Dataset items:
===

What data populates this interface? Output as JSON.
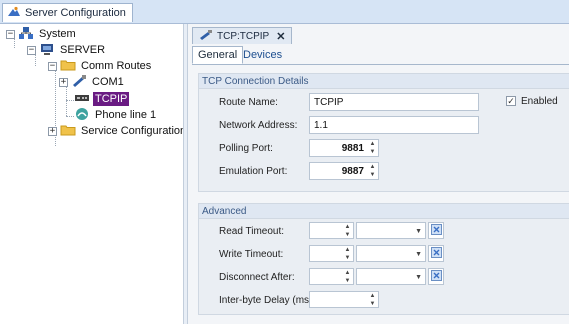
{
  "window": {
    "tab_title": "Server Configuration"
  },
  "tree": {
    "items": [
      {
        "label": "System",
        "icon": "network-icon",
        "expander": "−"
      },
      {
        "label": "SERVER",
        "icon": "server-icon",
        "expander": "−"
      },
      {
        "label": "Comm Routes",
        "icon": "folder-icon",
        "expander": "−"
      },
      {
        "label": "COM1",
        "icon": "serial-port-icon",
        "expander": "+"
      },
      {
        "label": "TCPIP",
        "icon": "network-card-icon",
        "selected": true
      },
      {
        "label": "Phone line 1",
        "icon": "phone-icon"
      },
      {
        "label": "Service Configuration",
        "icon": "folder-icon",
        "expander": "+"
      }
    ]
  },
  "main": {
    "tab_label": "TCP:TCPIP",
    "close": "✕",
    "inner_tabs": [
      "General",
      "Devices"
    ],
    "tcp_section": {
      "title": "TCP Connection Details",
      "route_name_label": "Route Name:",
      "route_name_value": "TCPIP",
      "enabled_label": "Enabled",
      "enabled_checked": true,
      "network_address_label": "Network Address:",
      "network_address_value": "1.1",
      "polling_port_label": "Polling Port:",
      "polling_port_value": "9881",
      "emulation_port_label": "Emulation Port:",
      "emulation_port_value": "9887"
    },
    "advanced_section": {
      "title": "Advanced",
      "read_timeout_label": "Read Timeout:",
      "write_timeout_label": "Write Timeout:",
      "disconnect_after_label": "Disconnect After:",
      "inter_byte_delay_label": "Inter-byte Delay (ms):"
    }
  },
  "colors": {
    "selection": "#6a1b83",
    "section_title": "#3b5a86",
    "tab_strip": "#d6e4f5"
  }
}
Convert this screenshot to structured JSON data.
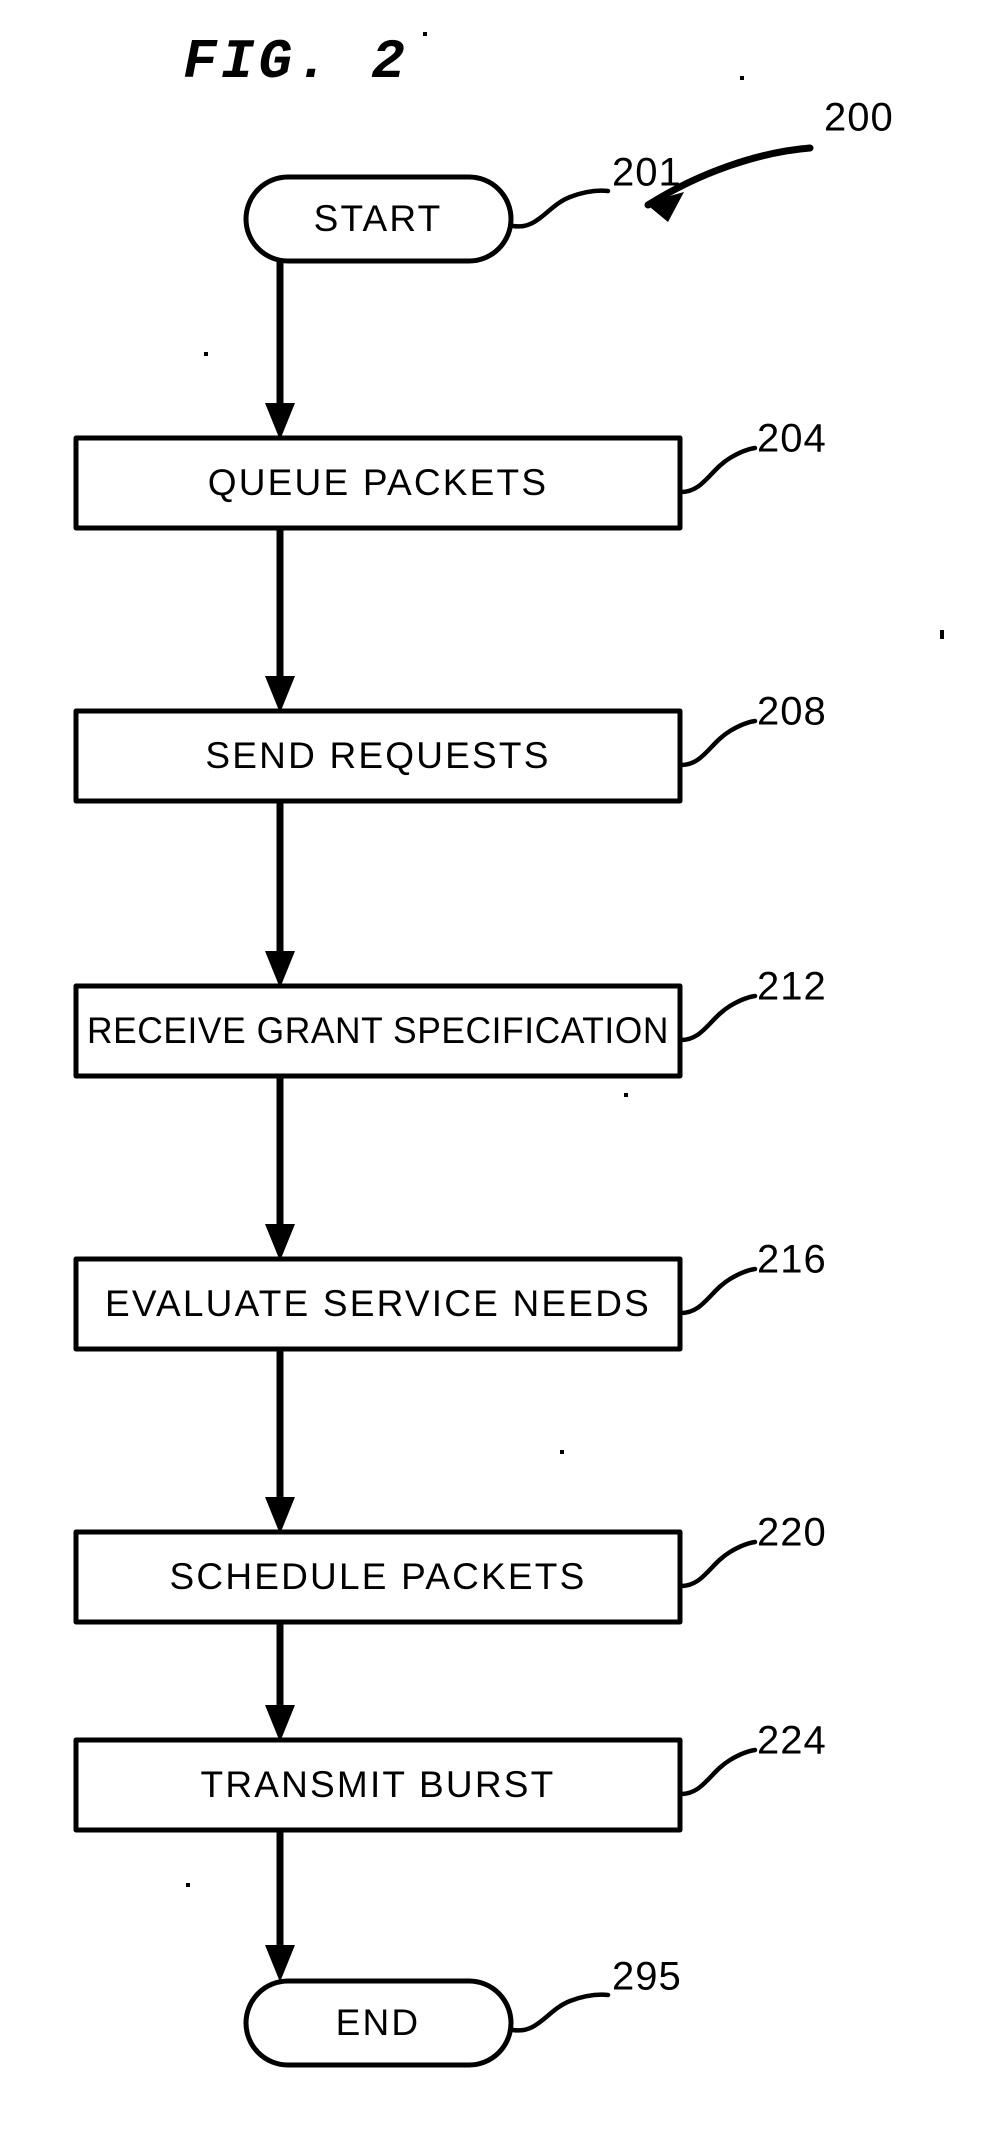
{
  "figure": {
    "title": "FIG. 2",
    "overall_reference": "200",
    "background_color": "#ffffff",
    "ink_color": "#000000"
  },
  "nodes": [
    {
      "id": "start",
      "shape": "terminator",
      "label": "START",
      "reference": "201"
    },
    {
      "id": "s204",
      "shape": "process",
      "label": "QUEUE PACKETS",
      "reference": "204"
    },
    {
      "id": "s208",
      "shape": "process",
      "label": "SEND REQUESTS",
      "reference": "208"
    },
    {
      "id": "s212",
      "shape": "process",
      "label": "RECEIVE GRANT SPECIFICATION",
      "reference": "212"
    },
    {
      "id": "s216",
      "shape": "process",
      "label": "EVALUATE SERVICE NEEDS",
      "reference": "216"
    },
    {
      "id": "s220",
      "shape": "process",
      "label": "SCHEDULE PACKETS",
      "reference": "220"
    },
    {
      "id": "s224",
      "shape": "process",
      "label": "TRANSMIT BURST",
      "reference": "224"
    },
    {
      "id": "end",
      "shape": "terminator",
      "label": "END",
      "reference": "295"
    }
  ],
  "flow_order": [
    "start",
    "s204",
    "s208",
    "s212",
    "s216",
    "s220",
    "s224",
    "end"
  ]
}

===

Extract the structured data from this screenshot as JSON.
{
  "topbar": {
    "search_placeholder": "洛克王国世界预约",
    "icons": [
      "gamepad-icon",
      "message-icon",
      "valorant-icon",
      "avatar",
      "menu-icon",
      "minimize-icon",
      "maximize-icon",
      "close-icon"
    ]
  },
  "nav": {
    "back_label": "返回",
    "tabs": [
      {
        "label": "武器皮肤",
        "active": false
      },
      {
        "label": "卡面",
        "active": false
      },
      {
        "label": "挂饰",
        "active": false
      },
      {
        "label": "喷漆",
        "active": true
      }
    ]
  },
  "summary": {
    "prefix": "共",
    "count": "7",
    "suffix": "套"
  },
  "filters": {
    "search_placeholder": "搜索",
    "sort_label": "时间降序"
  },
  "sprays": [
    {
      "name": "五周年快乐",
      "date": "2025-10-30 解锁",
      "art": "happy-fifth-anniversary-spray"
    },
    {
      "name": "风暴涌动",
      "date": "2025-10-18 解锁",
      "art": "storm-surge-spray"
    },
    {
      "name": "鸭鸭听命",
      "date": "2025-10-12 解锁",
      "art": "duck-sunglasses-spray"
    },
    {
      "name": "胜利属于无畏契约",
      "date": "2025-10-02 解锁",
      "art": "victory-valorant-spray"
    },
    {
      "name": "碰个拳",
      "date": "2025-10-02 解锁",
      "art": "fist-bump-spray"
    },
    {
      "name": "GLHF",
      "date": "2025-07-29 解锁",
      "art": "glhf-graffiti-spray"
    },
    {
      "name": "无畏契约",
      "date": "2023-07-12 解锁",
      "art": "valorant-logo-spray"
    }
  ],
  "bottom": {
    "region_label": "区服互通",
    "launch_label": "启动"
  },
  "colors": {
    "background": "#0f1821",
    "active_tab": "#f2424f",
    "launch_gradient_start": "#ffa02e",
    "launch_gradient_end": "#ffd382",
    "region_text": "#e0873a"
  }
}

===

TASK TO COMPLETE -> Give the number of lines in the listing above that hold the string "TCPIP", with nothing else.

CORRECT RESULT -> 3